[Dataset records]
☆ ☆ ☆ ☆
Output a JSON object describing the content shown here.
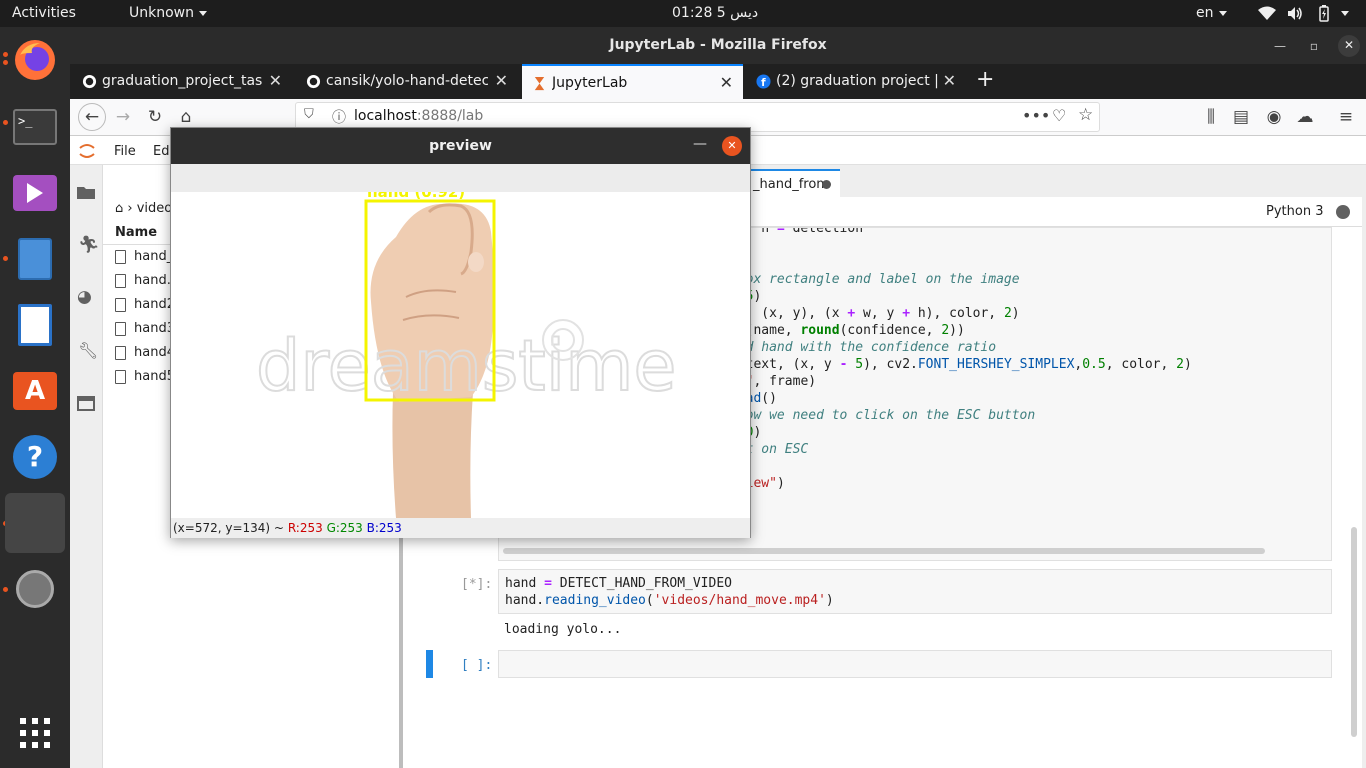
{
  "topbar": {
    "activities": "Activities",
    "app_menu": "Unknown",
    "clock": "01:28  دیس 5",
    "language": "en"
  },
  "dock": {
    "items": [
      "firefox",
      "terminal",
      "media-player",
      "files",
      "writer",
      "software",
      "help",
      "app-grid-placeholder",
      "disc",
      "show-apps"
    ]
  },
  "window": {
    "title": "JupyterLab - Mozilla Firefox"
  },
  "tabs": [
    {
      "label": "graduation_project_task",
      "icon": "github-icon"
    },
    {
      "label": "cansik/yolo-hand-detecti",
      "icon": "github-icon"
    },
    {
      "label": "JupyterLab",
      "icon": "jupyter-icon",
      "active": true
    },
    {
      "label": "(2) graduation project | F",
      "icon": "facebook-icon"
    }
  ],
  "urlbar": {
    "host": "localhost",
    "rest": ":8888/lab"
  },
  "jlab": {
    "menu": [
      "File",
      "Ed"
    ],
    "breadcrumb": "video",
    "filelist_header": "Name",
    "files": [
      "hand_",
      "hand.",
      "hand2",
      "hand3",
      "hand4",
      "hand5"
    ],
    "notebook_tab": "_hand_from",
    "kernel": "Python 3",
    "cell2_prompt": "[*]:",
    "cell2_output": "loading yolo...",
    "cell3_prompt": "[ ]:"
  },
  "preview": {
    "title": "preview",
    "detection_label": "hand (0.92)",
    "watermark": "dreamstime",
    "status_pos": "(x=572, y=134) ~",
    "status_r": "R:253",
    "status_g": "G:253",
    "status_b": "B:253"
  },
  "colors": {
    "accent": "#0a84ff",
    "ubuntu_orange": "#e95420",
    "detection_box": "#f4f400",
    "jupyter_blue": "#1e88e5"
  }
}
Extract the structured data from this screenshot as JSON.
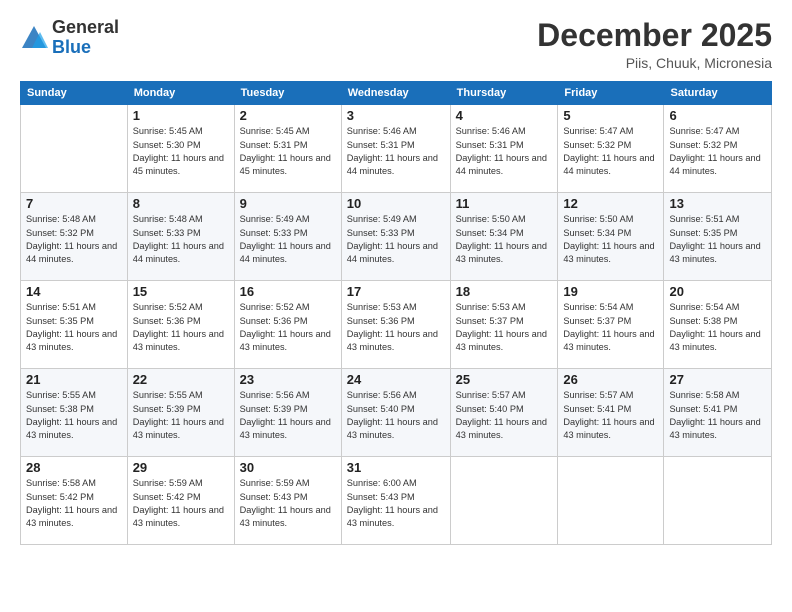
{
  "header": {
    "logo_line1": "General",
    "logo_line2": "Blue",
    "month": "December 2025",
    "location": "Piis, Chuuk, Micronesia"
  },
  "days_of_week": [
    "Sunday",
    "Monday",
    "Tuesday",
    "Wednesday",
    "Thursday",
    "Friday",
    "Saturday"
  ],
  "weeks": [
    [
      {
        "day": "",
        "info": ""
      },
      {
        "day": "1",
        "info": "Sunrise: 5:45 AM\nSunset: 5:30 PM\nDaylight: 11 hours\nand 45 minutes."
      },
      {
        "day": "2",
        "info": "Sunrise: 5:45 AM\nSunset: 5:31 PM\nDaylight: 11 hours\nand 45 minutes."
      },
      {
        "day": "3",
        "info": "Sunrise: 5:46 AM\nSunset: 5:31 PM\nDaylight: 11 hours\nand 44 minutes."
      },
      {
        "day": "4",
        "info": "Sunrise: 5:46 AM\nSunset: 5:31 PM\nDaylight: 11 hours\nand 44 minutes."
      },
      {
        "day": "5",
        "info": "Sunrise: 5:47 AM\nSunset: 5:32 PM\nDaylight: 11 hours\nand 44 minutes."
      },
      {
        "day": "6",
        "info": "Sunrise: 5:47 AM\nSunset: 5:32 PM\nDaylight: 11 hours\nand 44 minutes."
      }
    ],
    [
      {
        "day": "7",
        "info": "Sunrise: 5:48 AM\nSunset: 5:32 PM\nDaylight: 11 hours\nand 44 minutes."
      },
      {
        "day": "8",
        "info": "Sunrise: 5:48 AM\nSunset: 5:33 PM\nDaylight: 11 hours\nand 44 minutes."
      },
      {
        "day": "9",
        "info": "Sunrise: 5:49 AM\nSunset: 5:33 PM\nDaylight: 11 hours\nand 44 minutes."
      },
      {
        "day": "10",
        "info": "Sunrise: 5:49 AM\nSunset: 5:33 PM\nDaylight: 11 hours\nand 44 minutes."
      },
      {
        "day": "11",
        "info": "Sunrise: 5:50 AM\nSunset: 5:34 PM\nDaylight: 11 hours\nand 43 minutes."
      },
      {
        "day": "12",
        "info": "Sunrise: 5:50 AM\nSunset: 5:34 PM\nDaylight: 11 hours\nand 43 minutes."
      },
      {
        "day": "13",
        "info": "Sunrise: 5:51 AM\nSunset: 5:35 PM\nDaylight: 11 hours\nand 43 minutes."
      }
    ],
    [
      {
        "day": "14",
        "info": "Sunrise: 5:51 AM\nSunset: 5:35 PM\nDaylight: 11 hours\nand 43 minutes."
      },
      {
        "day": "15",
        "info": "Sunrise: 5:52 AM\nSunset: 5:36 PM\nDaylight: 11 hours\nand 43 minutes."
      },
      {
        "day": "16",
        "info": "Sunrise: 5:52 AM\nSunset: 5:36 PM\nDaylight: 11 hours\nand 43 minutes."
      },
      {
        "day": "17",
        "info": "Sunrise: 5:53 AM\nSunset: 5:36 PM\nDaylight: 11 hours\nand 43 minutes."
      },
      {
        "day": "18",
        "info": "Sunrise: 5:53 AM\nSunset: 5:37 PM\nDaylight: 11 hours\nand 43 minutes."
      },
      {
        "day": "19",
        "info": "Sunrise: 5:54 AM\nSunset: 5:37 PM\nDaylight: 11 hours\nand 43 minutes."
      },
      {
        "day": "20",
        "info": "Sunrise: 5:54 AM\nSunset: 5:38 PM\nDaylight: 11 hours\nand 43 minutes."
      }
    ],
    [
      {
        "day": "21",
        "info": "Sunrise: 5:55 AM\nSunset: 5:38 PM\nDaylight: 11 hours\nand 43 minutes."
      },
      {
        "day": "22",
        "info": "Sunrise: 5:55 AM\nSunset: 5:39 PM\nDaylight: 11 hours\nand 43 minutes."
      },
      {
        "day": "23",
        "info": "Sunrise: 5:56 AM\nSunset: 5:39 PM\nDaylight: 11 hours\nand 43 minutes."
      },
      {
        "day": "24",
        "info": "Sunrise: 5:56 AM\nSunset: 5:40 PM\nDaylight: 11 hours\nand 43 minutes."
      },
      {
        "day": "25",
        "info": "Sunrise: 5:57 AM\nSunset: 5:40 PM\nDaylight: 11 hours\nand 43 minutes."
      },
      {
        "day": "26",
        "info": "Sunrise: 5:57 AM\nSunset: 5:41 PM\nDaylight: 11 hours\nand 43 minutes."
      },
      {
        "day": "27",
        "info": "Sunrise: 5:58 AM\nSunset: 5:41 PM\nDaylight: 11 hours\nand 43 minutes."
      }
    ],
    [
      {
        "day": "28",
        "info": "Sunrise: 5:58 AM\nSunset: 5:42 PM\nDaylight: 11 hours\nand 43 minutes."
      },
      {
        "day": "29",
        "info": "Sunrise: 5:59 AM\nSunset: 5:42 PM\nDaylight: 11 hours\nand 43 minutes."
      },
      {
        "day": "30",
        "info": "Sunrise: 5:59 AM\nSunset: 5:43 PM\nDaylight: 11 hours\nand 43 minutes."
      },
      {
        "day": "31",
        "info": "Sunrise: 6:00 AM\nSunset: 5:43 PM\nDaylight: 11 hours\nand 43 minutes."
      },
      {
        "day": "",
        "info": ""
      },
      {
        "day": "",
        "info": ""
      },
      {
        "day": "",
        "info": ""
      }
    ]
  ]
}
☆ ☆ ☆ ☆
### Instruction:
In your copy of the records, include no pictures; repeat everything else exactly.

### Answer for the task:
Output a JSON object describing the content shown here.
{
  "topbar": {
    "activities": "Activities",
    "app_menu": "Unknown",
    "clock": "01:28  دیس 5",
    "language": "en"
  },
  "dock": {
    "items": [
      "firefox",
      "terminal",
      "media-player",
      "files",
      "writer",
      "software",
      "help",
      "app-grid-placeholder",
      "disc",
      "show-apps"
    ]
  },
  "window": {
    "title": "JupyterLab - Mozilla Firefox"
  },
  "tabs": [
    {
      "label": "graduation_project_task",
      "icon": "github-icon"
    },
    {
      "label": "cansik/yolo-hand-detecti",
      "icon": "github-icon"
    },
    {
      "label": "JupyterLab",
      "icon": "jupyter-icon",
      "active": true
    },
    {
      "label": "(2) graduation project | F",
      "icon": "facebook-icon"
    }
  ],
  "urlbar": {
    "host": "localhost",
    "rest": ":8888/lab"
  },
  "jlab": {
    "menu": [
      "File",
      "Ed"
    ],
    "breadcrumb": "video",
    "filelist_header": "Name",
    "files": [
      "hand_",
      "hand.",
      "hand2",
      "hand3",
      "hand4",
      "hand5"
    ],
    "notebook_tab": "_hand_from",
    "kernel": "Python 3",
    "cell2_prompt": "[*]:",
    "cell2_output": "loading yolo...",
    "cell3_prompt": "[ ]:"
  },
  "preview": {
    "title": "preview",
    "detection_label": "hand (0.92)",
    "watermark": "dreamstime",
    "status_pos": "(x=572, y=134) ~",
    "status_r": "R:253",
    "status_g": "G:253",
    "status_b": "B:253"
  },
  "colors": {
    "accent": "#0a84ff",
    "ubuntu_orange": "#e95420",
    "detection_box": "#f4f400",
    "jupyter_blue": "#1e88e5"
  }
}
Extract the structured data from this screenshot as JSON.
{
  "header": {
    "logo_line1": "General",
    "logo_line2": "Blue",
    "month": "December 2025",
    "location": "Piis, Chuuk, Micronesia"
  },
  "days_of_week": [
    "Sunday",
    "Monday",
    "Tuesday",
    "Wednesday",
    "Thursday",
    "Friday",
    "Saturday"
  ],
  "weeks": [
    [
      {
        "day": "",
        "info": ""
      },
      {
        "day": "1",
        "info": "Sunrise: 5:45 AM\nSunset: 5:30 PM\nDaylight: 11 hours\nand 45 minutes."
      },
      {
        "day": "2",
        "info": "Sunrise: 5:45 AM\nSunset: 5:31 PM\nDaylight: 11 hours\nand 45 minutes."
      },
      {
        "day": "3",
        "info": "Sunrise: 5:46 AM\nSunset: 5:31 PM\nDaylight: 11 hours\nand 44 minutes."
      },
      {
        "day": "4",
        "info": "Sunrise: 5:46 AM\nSunset: 5:31 PM\nDaylight: 11 hours\nand 44 minutes."
      },
      {
        "day": "5",
        "info": "Sunrise: 5:47 AM\nSunset: 5:32 PM\nDaylight: 11 hours\nand 44 minutes."
      },
      {
        "day": "6",
        "info": "Sunrise: 5:47 AM\nSunset: 5:32 PM\nDaylight: 11 hours\nand 44 minutes."
      }
    ],
    [
      {
        "day": "7",
        "info": "Sunrise: 5:48 AM\nSunset: 5:32 PM\nDaylight: 11 hours\nand 44 minutes."
      },
      {
        "day": "8",
        "info": "Sunrise: 5:48 AM\nSunset: 5:33 PM\nDaylight: 11 hours\nand 44 minutes."
      },
      {
        "day": "9",
        "info": "Sunrise: 5:49 AM\nSunset: 5:33 PM\nDaylight: 11 hours\nand 44 minutes."
      },
      {
        "day": "10",
        "info": "Sunrise: 5:49 AM\nSunset: 5:33 PM\nDaylight: 11 hours\nand 44 minutes."
      },
      {
        "day": "11",
        "info": "Sunrise: 5:50 AM\nSunset: 5:34 PM\nDaylight: 11 hours\nand 43 minutes."
      },
      {
        "day": "12",
        "info": "Sunrise: 5:50 AM\nSunset: 5:34 PM\nDaylight: 11 hours\nand 43 minutes."
      },
      {
        "day": "13",
        "info": "Sunrise: 5:51 AM\nSunset: 5:35 PM\nDaylight: 11 hours\nand 43 minutes."
      }
    ],
    [
      {
        "day": "14",
        "info": "Sunrise: 5:51 AM\nSunset: 5:35 PM\nDaylight: 11 hours\nand 43 minutes."
      },
      {
        "day": "15",
        "info": "Sunrise: 5:52 AM\nSunset: 5:36 PM\nDaylight: 11 hours\nand 43 minutes."
      },
      {
        "day": "16",
        "info": "Sunrise: 5:52 AM\nSunset: 5:36 PM\nDaylight: 11 hours\nand 43 minutes."
      },
      {
        "day": "17",
        "info": "Sunrise: 5:53 AM\nSunset: 5:36 PM\nDaylight: 11 hours\nand 43 minutes."
      },
      {
        "day": "18",
        "info": "Sunrise: 5:53 AM\nSunset: 5:37 PM\nDaylight: 11 hours\nand 43 minutes."
      },
      {
        "day": "19",
        "info": "Sunrise: 5:54 AM\nSunset: 5:37 PM\nDaylight: 11 hours\nand 43 minutes."
      },
      {
        "day": "20",
        "info": "Sunrise: 5:54 AM\nSunset: 5:38 PM\nDaylight: 11 hours\nand 43 minutes."
      }
    ],
    [
      {
        "day": "21",
        "info": "Sunrise: 5:55 AM\nSunset: 5:38 PM\nDaylight: 11 hours\nand 43 minutes."
      },
      {
        "day": "22",
        "info": "Sunrise: 5:55 AM\nSunset: 5:39 PM\nDaylight: 11 hours\nand 43 minutes."
      },
      {
        "day": "23",
        "info": "Sunrise: 5:56 AM\nSunset: 5:39 PM\nDaylight: 11 hours\nand 43 minutes."
      },
      {
        "day": "24",
        "info": "Sunrise: 5:56 AM\nSunset: 5:40 PM\nDaylight: 11 hours\nand 43 minutes."
      },
      {
        "day": "25",
        "info": "Sunrise: 5:57 AM\nSunset: 5:40 PM\nDaylight: 11 hours\nand 43 minutes."
      },
      {
        "day": "26",
        "info": "Sunrise: 5:57 AM\nSunset: 5:41 PM\nDaylight: 11 hours\nand 43 minutes."
      },
      {
        "day": "27",
        "info": "Sunrise: 5:58 AM\nSunset: 5:41 PM\nDaylight: 11 hours\nand 43 minutes."
      }
    ],
    [
      {
        "day": "28",
        "info": "Sunrise: 5:58 AM\nSunset: 5:42 PM\nDaylight: 11 hours\nand 43 minutes."
      },
      {
        "day": "29",
        "info": "Sunrise: 5:59 AM\nSunset: 5:42 PM\nDaylight: 11 hours\nand 43 minutes."
      },
      {
        "day": "30",
        "info": "Sunrise: 5:59 AM\nSunset: 5:43 PM\nDaylight: 11 hours\nand 43 minutes."
      },
      {
        "day": "31",
        "info": "Sunrise: 6:00 AM\nSunset: 5:43 PM\nDaylight: 11 hours\nand 43 minutes."
      },
      {
        "day": "",
        "info": ""
      },
      {
        "day": "",
        "info": ""
      },
      {
        "day": "",
        "info": ""
      }
    ]
  ]
}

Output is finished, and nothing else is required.